* **AIM OF THE EXERCISE**
Quote every line of the material beneath this one.

** START RECORDS TO USE **

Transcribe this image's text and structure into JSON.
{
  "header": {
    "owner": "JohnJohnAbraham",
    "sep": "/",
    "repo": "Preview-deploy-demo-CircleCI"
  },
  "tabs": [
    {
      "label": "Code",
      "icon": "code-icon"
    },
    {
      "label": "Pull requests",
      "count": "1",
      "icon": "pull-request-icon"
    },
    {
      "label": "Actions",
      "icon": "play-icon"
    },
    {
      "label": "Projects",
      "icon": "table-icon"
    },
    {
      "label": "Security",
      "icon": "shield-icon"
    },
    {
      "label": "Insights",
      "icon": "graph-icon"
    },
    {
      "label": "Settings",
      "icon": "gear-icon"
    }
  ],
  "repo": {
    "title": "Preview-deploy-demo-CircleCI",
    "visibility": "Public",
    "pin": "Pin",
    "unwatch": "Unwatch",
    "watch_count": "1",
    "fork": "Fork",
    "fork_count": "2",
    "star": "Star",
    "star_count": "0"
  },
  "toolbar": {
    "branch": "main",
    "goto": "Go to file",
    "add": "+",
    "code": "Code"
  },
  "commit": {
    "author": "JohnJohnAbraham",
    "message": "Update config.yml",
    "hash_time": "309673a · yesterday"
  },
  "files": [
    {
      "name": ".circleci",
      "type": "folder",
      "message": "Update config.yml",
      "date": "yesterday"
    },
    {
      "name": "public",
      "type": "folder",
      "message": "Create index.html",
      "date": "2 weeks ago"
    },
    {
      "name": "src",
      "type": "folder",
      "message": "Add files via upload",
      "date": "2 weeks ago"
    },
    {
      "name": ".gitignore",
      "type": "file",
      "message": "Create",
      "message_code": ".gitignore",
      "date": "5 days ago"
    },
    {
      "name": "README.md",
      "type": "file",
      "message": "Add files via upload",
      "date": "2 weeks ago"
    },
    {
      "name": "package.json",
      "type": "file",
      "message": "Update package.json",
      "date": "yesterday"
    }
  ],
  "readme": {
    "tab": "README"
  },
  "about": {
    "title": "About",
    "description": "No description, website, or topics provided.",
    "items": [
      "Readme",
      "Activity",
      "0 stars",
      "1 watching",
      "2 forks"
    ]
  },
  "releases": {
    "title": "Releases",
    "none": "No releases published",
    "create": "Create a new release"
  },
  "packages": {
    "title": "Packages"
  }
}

** END RECORDS TO USE **

* **TASK RESULT**
Transcribe this image's text and structure into JSON.
{
  "header": {
    "owner": "JohnJohnAbraham",
    "sep": "/",
    "repo": "Preview-deploy-demo-CircleCI"
  },
  "tabs": [
    {
      "label": "Code",
      "icon": "code-icon"
    },
    {
      "label": "Pull requests",
      "count": "1",
      "icon": "pull-request-icon"
    },
    {
      "label": "Actions",
      "icon": "play-icon"
    },
    {
      "label": "Projects",
      "icon": "table-icon"
    },
    {
      "label": "Security",
      "icon": "shield-icon"
    },
    {
      "label": "Insights",
      "icon": "graph-icon"
    },
    {
      "label": "Settings",
      "icon": "gear-icon"
    }
  ],
  "repo": {
    "title": "Preview-deploy-demo-CircleCI",
    "visibility": "Public",
    "pin": "Pin",
    "unwatch": "Unwatch",
    "watch_count": "1",
    "fork": "Fork",
    "fork_count": "2",
    "star": "Star",
    "star_count": "0"
  },
  "toolbar": {
    "branch": "main",
    "goto": "Go to file",
    "add": "+",
    "code": "Code"
  },
  "commit": {
    "author": "JohnJohnAbraham",
    "message": "Update config.yml",
    "hash_time": "309673a · yesterday"
  },
  "files": [
    {
      "name": ".circleci",
      "type": "folder",
      "message": "Update config.yml",
      "date": "yesterday"
    },
    {
      "name": "public",
      "type": "folder",
      "message": "Create index.html",
      "date": "2 weeks ago"
    },
    {
      "name": "src",
      "type": "folder",
      "message": "Add files via upload",
      "date": "2 weeks ago"
    },
    {
      "name": ".gitignore",
      "type": "file",
      "message": "Create",
      "message_code": ".gitignore",
      "date": "5 days ago"
    },
    {
      "name": "README.md",
      "type": "file",
      "message": "Add files via upload",
      "date": "2 weeks ago"
    },
    {
      "name": "package.json",
      "type": "file",
      "message": "Update package.json",
      "date": "yesterday"
    }
  ],
  "readme": {
    "tab": "README"
  },
  "about": {
    "title": "About",
    "description": "No description, website, or topics provided.",
    "items": [
      "Readme",
      "Activity",
      "0 stars",
      "1 watching",
      "2 forks"
    ]
  },
  "releases": {
    "title": "Releases",
    "none": "No releases published",
    "create": "Create a new release"
  },
  "packages": {
    "title": "Packages"
  }
}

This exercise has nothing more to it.